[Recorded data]

^^^^^^^^

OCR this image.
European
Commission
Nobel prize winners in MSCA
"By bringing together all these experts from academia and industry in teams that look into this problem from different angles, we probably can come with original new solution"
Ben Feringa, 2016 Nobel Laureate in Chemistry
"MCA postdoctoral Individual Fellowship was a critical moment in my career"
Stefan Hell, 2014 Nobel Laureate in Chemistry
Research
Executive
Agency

^^^^^^^^

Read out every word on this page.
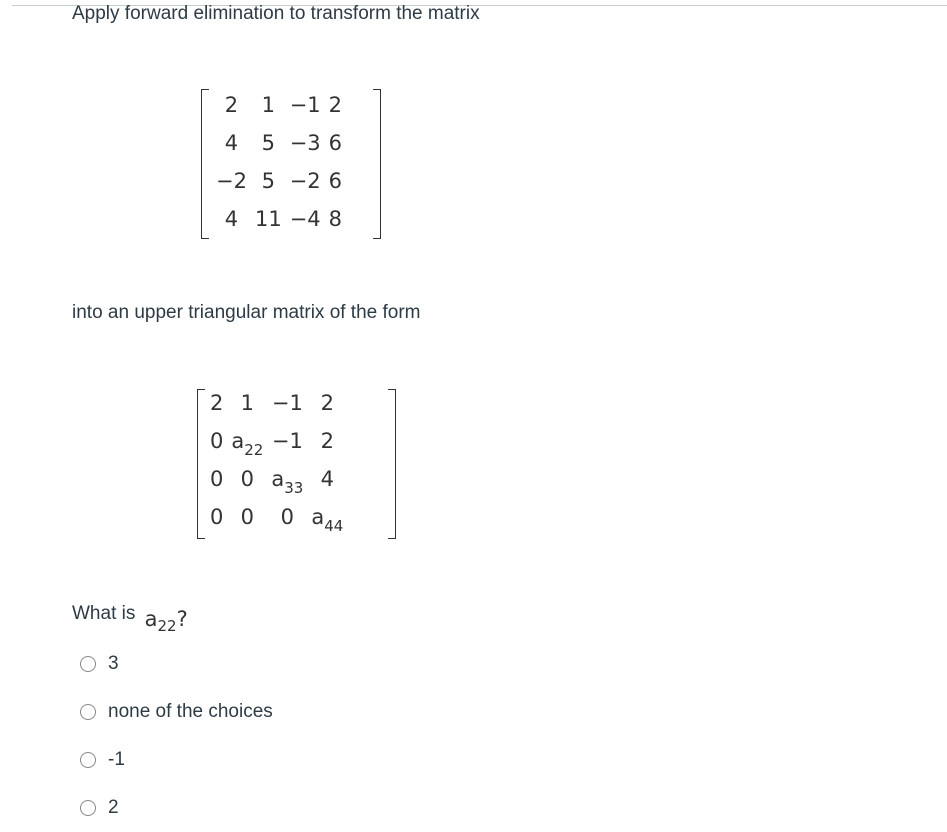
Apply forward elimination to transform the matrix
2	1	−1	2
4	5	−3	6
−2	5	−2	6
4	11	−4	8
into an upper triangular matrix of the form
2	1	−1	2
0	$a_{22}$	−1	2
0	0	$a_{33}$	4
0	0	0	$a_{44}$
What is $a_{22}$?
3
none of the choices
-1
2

^^^^^^^^

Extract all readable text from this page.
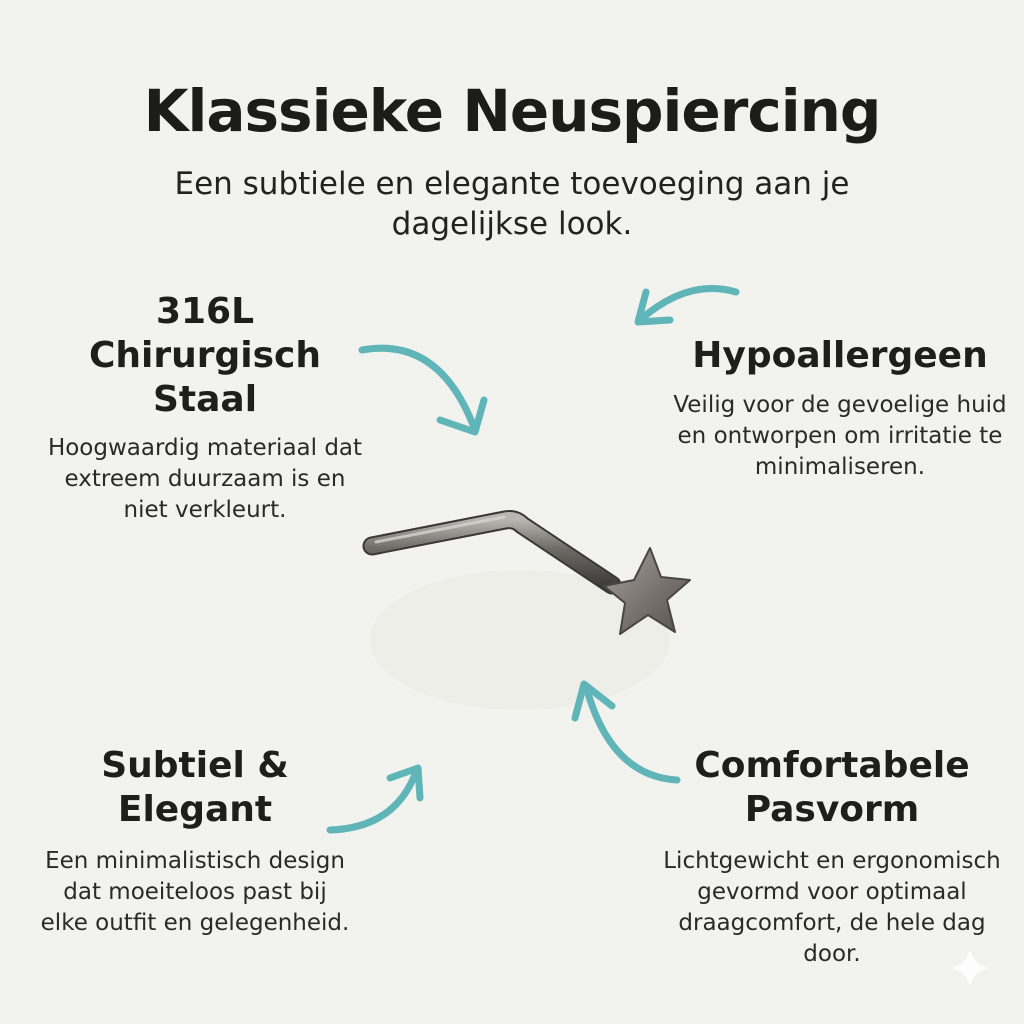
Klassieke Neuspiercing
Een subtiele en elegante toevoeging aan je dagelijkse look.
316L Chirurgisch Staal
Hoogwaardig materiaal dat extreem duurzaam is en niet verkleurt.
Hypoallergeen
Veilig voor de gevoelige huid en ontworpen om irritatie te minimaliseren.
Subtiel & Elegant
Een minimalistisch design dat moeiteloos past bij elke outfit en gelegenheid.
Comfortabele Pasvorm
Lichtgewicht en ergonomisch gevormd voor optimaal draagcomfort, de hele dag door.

^^^^^^^^

*AIM OF THE EXERCISE:*
Look for the word "this" and return every line where it occurs.

*THE OUTPUT:*
OCR this image.
"By bringing together all these experts from academia and industry in teams that look into this problem from different angles, we probably can come with original new solution"
Read out every word on this page.
Extract all readable text from this page.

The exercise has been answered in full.